(Source records)

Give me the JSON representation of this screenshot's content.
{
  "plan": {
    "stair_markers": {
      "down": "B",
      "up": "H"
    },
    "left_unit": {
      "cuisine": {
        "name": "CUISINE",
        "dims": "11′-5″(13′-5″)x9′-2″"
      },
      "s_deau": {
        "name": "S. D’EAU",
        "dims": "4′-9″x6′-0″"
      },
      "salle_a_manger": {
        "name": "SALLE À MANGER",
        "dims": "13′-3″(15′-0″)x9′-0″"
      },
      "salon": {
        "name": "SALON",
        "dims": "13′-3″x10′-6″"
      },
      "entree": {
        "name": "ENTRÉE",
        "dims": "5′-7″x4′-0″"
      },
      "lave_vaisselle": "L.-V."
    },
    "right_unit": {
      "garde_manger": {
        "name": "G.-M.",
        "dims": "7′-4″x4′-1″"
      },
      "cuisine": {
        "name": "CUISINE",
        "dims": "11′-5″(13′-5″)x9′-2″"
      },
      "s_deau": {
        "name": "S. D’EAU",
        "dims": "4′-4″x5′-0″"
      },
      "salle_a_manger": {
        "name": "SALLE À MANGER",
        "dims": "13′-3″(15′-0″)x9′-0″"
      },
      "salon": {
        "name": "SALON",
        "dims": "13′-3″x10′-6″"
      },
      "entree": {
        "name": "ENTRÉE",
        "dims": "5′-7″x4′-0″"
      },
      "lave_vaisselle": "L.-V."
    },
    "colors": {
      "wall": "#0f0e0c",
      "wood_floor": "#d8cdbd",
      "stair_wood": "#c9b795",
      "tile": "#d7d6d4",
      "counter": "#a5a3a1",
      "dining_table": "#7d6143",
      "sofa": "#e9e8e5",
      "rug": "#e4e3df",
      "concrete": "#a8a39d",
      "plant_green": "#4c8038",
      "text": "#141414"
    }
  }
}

Directive. Write every line of the material above again, exactly.

Answer for this exercise.
Give me the JSON representation of this screenshot's content.
{
  "plan": {
    "stair_markers": {
      "down": "B",
      "up": "H"
    },
    "left_unit": {
      "cuisine": {
        "name": "CUISINE",
        "dims": "11′-5″(13′-5″)x9′-2″"
      },
      "s_deau": {
        "name": "S. D’EAU",
        "dims": "4′-9″x6′-0″"
      },
      "salle_a_manger": {
        "name": "SALLE À MANGER",
        "dims": "13′-3″(15′-0″)x9′-0″"
      },
      "salon": {
        "name": "SALON",
        "dims": "13′-3″x10′-6″"
      },
      "entree": {
        "name": "ENTRÉE",
        "dims": "5′-7″x4′-0″"
      },
      "lave_vaisselle": "L.-V."
    },
    "right_unit": {
      "garde_manger": {
        "name": "G.-M.",
        "dims": "7′-4″x4′-1″"
      },
      "cuisine": {
        "name": "CUISINE",
        "dims": "11′-5″(13′-5″)x9′-2″"
      },
      "s_deau": {
        "name": "S. D’EAU",
        "dims": "4′-4″x5′-0″"
      },
      "salle_a_manger": {
        "name": "SALLE À MANGER",
        "dims": "13′-3″(15′-0″)x9′-0″"
      },
      "salon": {
        "name": "SALON",
        "dims": "13′-3″x10′-6″"
      },
      "entree": {
        "name": "ENTRÉE",
        "dims": "5′-7″x4′-0″"
      },
      "lave_vaisselle": "L.-V."
    },
    "colors": {
      "wall": "#0f0e0c",
      "wood_floor": "#d8cdbd",
      "stair_wood": "#c9b795",
      "tile": "#d7d6d4",
      "counter": "#a5a3a1",
      "dining_table": "#7d6143",
      "sofa": "#e9e8e5",
      "rug": "#e4e3df",
      "concrete": "#a8a39d",
      "plant_green": "#4c8038",
      "text": "#141414"
    }
  }
}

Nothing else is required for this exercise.